- CHALLENGE: Each line of the material below should be reproduced exactly.

- Data records:
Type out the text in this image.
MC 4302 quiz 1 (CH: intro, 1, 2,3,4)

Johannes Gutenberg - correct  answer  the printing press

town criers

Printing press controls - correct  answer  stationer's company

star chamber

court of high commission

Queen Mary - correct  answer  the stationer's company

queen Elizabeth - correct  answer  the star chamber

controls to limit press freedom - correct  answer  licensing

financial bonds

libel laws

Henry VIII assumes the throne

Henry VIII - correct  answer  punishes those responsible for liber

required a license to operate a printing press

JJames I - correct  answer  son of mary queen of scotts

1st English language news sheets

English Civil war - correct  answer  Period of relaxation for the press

- EXERCISE RESULT:
Type out the text in this image.
MC 4302 quiz 1 (CH: intro, 1, 2,3,4)

Johannes Gutenberg - correct  answer  the printing press

town criers

Printing press controls - correct  answer  stationer's company

star chamber

court of high commission

Queen Mary - correct  answer  the stationer's company

queen Elizabeth - correct  answer  the star chamber

controls to limit press freedom - correct  answer  licensing

financial bonds

libel laws

Henry VIII assumes the throne

Henry VIII - correct  answer  punishes those responsible for liber

required a license to operate a printing press

JJames I - correct  answer  son of mary queen of scotts

1st English language news sheets

English Civil war - correct  answer  Period of relaxation for the press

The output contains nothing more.